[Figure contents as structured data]
○ ○ ○ ○ ○ ○ ○
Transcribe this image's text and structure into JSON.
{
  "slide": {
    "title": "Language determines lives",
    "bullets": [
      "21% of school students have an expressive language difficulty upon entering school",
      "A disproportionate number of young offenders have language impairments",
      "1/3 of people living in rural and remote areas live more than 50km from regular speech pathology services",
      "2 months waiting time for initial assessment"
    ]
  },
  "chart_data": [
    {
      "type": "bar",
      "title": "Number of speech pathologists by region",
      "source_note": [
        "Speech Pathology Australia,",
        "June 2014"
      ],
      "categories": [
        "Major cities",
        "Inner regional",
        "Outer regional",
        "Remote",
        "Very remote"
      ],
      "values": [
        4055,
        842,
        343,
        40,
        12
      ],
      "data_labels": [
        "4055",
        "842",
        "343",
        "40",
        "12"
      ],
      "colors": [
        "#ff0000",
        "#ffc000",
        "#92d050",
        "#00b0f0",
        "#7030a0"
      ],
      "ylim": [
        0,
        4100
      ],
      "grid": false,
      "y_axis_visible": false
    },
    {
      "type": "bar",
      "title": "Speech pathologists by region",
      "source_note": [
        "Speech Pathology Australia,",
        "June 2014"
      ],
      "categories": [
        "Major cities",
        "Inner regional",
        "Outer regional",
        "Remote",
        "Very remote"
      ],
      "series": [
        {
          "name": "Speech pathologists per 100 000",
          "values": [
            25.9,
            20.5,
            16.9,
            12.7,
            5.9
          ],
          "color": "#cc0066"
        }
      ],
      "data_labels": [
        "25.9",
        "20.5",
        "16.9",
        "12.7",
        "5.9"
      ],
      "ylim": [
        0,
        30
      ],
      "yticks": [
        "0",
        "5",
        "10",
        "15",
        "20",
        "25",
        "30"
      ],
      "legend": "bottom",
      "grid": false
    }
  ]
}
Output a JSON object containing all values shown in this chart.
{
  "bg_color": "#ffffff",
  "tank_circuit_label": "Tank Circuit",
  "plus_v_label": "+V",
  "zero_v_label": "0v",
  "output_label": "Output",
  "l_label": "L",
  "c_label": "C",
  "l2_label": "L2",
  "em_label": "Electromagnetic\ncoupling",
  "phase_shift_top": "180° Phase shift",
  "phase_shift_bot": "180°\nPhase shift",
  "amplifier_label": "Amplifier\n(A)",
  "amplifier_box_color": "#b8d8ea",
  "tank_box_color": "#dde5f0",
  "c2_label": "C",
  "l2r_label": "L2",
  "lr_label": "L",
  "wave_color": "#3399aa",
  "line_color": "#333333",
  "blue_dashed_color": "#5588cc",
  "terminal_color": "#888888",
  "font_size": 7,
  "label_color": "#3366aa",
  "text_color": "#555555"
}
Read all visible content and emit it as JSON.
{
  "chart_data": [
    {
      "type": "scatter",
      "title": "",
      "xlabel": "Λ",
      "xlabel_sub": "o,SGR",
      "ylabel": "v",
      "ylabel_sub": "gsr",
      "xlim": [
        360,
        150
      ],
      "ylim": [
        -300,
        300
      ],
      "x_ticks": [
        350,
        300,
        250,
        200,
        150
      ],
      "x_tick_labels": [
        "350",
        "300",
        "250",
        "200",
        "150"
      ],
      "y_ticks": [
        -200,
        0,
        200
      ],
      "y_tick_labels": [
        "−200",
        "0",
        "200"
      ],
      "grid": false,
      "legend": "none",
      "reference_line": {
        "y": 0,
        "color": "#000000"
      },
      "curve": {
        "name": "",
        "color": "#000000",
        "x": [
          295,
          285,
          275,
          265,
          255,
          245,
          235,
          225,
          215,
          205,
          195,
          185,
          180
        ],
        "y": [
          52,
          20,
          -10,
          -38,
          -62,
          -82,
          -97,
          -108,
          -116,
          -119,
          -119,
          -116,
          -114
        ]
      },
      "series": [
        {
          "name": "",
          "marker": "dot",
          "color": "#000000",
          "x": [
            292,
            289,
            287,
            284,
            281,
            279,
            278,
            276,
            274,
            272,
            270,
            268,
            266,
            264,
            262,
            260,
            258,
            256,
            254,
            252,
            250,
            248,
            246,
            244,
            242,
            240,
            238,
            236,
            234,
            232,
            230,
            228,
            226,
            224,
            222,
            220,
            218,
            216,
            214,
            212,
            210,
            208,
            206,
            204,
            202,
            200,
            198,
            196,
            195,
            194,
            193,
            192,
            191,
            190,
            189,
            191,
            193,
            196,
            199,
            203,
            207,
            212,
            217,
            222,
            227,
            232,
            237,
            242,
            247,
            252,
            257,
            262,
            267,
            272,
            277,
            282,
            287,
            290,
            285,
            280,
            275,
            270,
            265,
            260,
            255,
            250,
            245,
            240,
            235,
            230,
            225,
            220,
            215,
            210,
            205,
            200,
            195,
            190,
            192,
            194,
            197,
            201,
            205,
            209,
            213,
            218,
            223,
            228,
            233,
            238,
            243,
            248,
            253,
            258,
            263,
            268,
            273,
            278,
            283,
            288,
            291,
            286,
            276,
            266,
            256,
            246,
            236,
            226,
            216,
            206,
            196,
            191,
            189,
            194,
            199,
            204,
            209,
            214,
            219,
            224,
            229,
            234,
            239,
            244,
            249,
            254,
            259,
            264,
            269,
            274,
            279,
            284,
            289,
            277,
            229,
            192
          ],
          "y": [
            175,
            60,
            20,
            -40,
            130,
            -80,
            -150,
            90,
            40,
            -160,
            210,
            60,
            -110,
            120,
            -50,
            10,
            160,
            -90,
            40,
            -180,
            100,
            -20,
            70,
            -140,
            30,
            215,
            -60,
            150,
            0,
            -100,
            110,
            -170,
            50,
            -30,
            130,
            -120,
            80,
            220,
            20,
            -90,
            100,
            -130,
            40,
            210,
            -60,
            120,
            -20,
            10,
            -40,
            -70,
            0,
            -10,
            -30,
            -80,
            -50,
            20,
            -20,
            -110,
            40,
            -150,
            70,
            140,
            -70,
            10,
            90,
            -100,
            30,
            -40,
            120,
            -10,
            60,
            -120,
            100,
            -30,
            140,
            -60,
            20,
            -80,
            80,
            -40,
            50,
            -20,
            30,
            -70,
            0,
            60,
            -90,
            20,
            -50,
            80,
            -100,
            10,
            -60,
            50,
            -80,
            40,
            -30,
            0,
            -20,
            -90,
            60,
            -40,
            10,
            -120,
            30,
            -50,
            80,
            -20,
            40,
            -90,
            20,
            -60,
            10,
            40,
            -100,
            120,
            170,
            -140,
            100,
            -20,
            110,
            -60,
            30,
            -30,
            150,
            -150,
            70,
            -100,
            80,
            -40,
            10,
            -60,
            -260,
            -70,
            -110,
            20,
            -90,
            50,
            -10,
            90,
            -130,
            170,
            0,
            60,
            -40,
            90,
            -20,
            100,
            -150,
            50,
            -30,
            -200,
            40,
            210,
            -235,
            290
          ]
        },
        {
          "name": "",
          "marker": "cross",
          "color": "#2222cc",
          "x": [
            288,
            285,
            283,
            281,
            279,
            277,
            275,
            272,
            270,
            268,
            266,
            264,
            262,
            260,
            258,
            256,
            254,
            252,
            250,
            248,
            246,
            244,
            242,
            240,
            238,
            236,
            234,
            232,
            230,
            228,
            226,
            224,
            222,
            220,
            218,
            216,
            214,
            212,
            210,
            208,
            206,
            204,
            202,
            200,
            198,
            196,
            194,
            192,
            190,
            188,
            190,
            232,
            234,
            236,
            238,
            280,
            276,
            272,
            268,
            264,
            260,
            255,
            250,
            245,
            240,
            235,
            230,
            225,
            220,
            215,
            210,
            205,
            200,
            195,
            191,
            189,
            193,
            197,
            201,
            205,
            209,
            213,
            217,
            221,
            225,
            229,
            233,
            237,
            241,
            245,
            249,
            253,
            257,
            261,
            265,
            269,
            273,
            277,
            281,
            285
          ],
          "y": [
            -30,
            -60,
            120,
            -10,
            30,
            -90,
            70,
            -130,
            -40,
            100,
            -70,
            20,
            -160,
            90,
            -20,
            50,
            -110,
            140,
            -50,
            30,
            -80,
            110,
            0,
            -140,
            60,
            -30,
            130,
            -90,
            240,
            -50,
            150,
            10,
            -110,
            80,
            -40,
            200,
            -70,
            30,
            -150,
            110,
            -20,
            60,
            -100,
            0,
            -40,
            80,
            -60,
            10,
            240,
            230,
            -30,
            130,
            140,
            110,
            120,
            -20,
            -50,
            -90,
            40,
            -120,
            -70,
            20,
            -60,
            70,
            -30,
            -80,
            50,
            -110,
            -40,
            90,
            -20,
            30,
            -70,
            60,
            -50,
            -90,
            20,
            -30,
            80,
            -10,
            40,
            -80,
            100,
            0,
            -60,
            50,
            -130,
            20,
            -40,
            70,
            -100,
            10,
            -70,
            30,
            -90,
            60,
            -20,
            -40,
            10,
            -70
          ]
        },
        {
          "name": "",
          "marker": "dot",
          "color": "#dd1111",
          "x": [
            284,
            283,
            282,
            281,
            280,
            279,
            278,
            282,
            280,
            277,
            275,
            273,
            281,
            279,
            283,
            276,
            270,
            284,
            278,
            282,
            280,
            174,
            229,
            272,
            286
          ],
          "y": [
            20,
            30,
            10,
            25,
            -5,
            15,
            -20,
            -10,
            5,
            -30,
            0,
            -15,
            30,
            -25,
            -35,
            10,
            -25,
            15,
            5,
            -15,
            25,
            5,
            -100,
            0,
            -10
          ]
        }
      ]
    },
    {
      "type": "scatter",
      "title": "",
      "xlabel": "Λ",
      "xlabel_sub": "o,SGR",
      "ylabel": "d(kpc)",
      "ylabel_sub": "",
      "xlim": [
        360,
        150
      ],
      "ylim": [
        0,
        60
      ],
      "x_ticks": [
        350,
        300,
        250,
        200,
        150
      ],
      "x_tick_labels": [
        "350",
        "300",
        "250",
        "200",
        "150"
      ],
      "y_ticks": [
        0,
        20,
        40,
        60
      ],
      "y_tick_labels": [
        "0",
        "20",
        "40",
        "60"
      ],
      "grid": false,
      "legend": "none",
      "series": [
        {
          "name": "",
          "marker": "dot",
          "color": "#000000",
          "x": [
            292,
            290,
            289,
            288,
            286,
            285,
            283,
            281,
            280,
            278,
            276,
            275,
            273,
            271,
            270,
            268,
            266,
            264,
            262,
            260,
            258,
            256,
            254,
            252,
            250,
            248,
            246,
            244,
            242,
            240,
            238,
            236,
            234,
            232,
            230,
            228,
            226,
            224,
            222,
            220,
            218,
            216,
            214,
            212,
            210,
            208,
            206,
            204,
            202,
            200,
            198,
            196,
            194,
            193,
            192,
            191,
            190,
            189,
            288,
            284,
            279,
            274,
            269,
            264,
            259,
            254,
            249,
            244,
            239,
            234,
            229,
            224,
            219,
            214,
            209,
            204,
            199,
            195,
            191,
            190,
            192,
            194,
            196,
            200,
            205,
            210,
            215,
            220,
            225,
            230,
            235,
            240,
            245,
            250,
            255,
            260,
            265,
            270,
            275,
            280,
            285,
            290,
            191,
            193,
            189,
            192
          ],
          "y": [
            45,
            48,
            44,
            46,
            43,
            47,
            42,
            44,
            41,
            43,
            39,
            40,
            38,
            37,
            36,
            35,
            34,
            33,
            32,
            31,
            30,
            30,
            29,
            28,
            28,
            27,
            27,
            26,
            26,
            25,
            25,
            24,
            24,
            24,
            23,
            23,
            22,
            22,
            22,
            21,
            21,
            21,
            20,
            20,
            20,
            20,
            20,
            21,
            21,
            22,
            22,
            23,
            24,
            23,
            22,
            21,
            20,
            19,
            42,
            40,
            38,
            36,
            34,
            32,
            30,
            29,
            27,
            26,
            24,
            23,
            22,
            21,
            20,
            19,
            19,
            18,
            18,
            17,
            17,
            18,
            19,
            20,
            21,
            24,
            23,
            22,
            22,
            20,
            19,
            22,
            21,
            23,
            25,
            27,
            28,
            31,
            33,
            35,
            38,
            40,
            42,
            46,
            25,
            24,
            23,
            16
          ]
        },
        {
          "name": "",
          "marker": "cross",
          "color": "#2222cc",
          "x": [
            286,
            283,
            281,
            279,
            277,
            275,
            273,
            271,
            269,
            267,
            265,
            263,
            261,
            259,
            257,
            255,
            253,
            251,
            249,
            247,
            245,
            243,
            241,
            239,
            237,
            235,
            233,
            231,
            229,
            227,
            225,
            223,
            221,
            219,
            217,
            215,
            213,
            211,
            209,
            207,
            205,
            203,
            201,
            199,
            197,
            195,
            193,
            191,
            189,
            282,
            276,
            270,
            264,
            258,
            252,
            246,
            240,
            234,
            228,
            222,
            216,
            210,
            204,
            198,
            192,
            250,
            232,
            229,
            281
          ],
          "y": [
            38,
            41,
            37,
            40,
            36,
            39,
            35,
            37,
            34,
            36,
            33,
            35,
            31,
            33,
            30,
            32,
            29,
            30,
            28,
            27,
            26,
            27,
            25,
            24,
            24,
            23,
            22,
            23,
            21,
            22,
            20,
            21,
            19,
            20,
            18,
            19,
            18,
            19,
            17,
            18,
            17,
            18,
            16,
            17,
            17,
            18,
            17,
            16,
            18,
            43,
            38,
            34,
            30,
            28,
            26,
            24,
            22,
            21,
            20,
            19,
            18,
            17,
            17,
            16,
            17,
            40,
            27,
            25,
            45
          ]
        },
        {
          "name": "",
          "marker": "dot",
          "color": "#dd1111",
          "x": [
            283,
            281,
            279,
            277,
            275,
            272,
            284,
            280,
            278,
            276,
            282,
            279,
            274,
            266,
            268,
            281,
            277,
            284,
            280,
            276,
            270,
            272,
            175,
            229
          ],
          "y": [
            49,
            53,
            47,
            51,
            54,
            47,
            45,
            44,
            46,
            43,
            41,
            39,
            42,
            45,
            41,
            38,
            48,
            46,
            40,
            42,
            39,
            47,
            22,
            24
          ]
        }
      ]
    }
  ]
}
○ ○ ○ ○ ○ ○ ○
■ **Written request**
Using the material above, report each line where "values" occurs.

■ **Exercise output**
      "values": [
          "values": [
Output a JSON object containing all values shown in this chart.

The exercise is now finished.